## ENTRIES SUPPLIED

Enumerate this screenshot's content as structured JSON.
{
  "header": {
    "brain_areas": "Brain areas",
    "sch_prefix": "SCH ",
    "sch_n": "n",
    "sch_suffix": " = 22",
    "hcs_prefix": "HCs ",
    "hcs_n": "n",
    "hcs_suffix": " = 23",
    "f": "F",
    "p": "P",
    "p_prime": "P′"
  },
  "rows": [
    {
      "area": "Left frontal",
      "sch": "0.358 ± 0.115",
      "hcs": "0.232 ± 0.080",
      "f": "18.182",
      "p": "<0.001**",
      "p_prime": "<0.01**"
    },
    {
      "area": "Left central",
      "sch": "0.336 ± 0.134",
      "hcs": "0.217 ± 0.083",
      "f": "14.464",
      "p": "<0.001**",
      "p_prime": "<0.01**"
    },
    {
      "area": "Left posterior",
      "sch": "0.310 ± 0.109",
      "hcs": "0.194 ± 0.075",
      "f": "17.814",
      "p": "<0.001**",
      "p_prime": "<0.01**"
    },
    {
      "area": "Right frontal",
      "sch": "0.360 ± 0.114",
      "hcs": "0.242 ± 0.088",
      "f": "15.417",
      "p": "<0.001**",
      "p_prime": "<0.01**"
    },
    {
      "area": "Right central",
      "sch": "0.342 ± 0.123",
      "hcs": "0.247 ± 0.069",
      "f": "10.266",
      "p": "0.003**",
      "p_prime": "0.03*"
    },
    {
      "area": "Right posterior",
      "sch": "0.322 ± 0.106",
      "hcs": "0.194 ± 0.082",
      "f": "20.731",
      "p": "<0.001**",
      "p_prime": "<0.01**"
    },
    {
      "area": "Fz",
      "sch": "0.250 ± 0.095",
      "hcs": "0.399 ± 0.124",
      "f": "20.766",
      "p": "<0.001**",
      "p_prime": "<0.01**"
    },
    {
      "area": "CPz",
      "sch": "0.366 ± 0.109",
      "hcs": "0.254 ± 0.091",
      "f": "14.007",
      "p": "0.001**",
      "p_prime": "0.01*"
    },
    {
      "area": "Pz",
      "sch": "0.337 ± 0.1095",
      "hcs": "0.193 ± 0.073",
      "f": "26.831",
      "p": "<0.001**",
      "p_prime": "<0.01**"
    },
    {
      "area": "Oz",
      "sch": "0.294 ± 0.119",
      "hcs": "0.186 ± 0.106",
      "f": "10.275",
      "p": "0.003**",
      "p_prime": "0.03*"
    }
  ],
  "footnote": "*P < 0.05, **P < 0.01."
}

## GOAL
Repeat the data in its entirety, character for character.

## FINAL RESULT
Enumerate this screenshot's content as structured JSON.
{
  "header": {
    "brain_areas": "Brain areas",
    "sch_prefix": "SCH ",
    "sch_n": "n",
    "sch_suffix": " = 22",
    "hcs_prefix": "HCs ",
    "hcs_n": "n",
    "hcs_suffix": " = 23",
    "f": "F",
    "p": "P",
    "p_prime": "P′"
  },
  "rows": [
    {
      "area": "Left frontal",
      "sch": "0.358 ± 0.115",
      "hcs": "0.232 ± 0.080",
      "f": "18.182",
      "p": "<0.001**",
      "p_prime": "<0.01**"
    },
    {
      "area": "Left central",
      "sch": "0.336 ± 0.134",
      "hcs": "0.217 ± 0.083",
      "f": "14.464",
      "p": "<0.001**",
      "p_prime": "<0.01**"
    },
    {
      "area": "Left posterior",
      "sch": "0.310 ± 0.109",
      "hcs": "0.194 ± 0.075",
      "f": "17.814",
      "p": "<0.001**",
      "p_prime": "<0.01**"
    },
    {
      "area": "Right frontal",
      "sch": "0.360 ± 0.114",
      "hcs": "0.242 ± 0.088",
      "f": "15.417",
      "p": "<0.001**",
      "p_prime": "<0.01**"
    },
    {
      "area": "Right central",
      "sch": "0.342 ± 0.123",
      "hcs": "0.247 ± 0.069",
      "f": "10.266",
      "p": "0.003**",
      "p_prime": "0.03*"
    },
    {
      "area": "Right posterior",
      "sch": "0.322 ± 0.106",
      "hcs": "0.194 ± 0.082",
      "f": "20.731",
      "p": "<0.001**",
      "p_prime": "<0.01**"
    },
    {
      "area": "Fz",
      "sch": "0.250 ± 0.095",
      "hcs": "0.399 ± 0.124",
      "f": "20.766",
      "p": "<0.001**",
      "p_prime": "<0.01**"
    },
    {
      "area": "CPz",
      "sch": "0.366 ± 0.109",
      "hcs": "0.254 ± 0.091",
      "f": "14.007",
      "p": "0.001**",
      "p_prime": "0.01*"
    },
    {
      "area": "Pz",
      "sch": "0.337 ± 0.1095",
      "hcs": "0.193 ± 0.073",
      "f": "26.831",
      "p": "<0.001**",
      "p_prime": "<0.01**"
    },
    {
      "area": "Oz",
      "sch": "0.294 ± 0.119",
      "hcs": "0.186 ± 0.106",
      "f": "10.275",
      "p": "0.003**",
      "p_prime": "0.03*"
    }
  ],
  "footnote": "*P < 0.05, **P < 0.01."
}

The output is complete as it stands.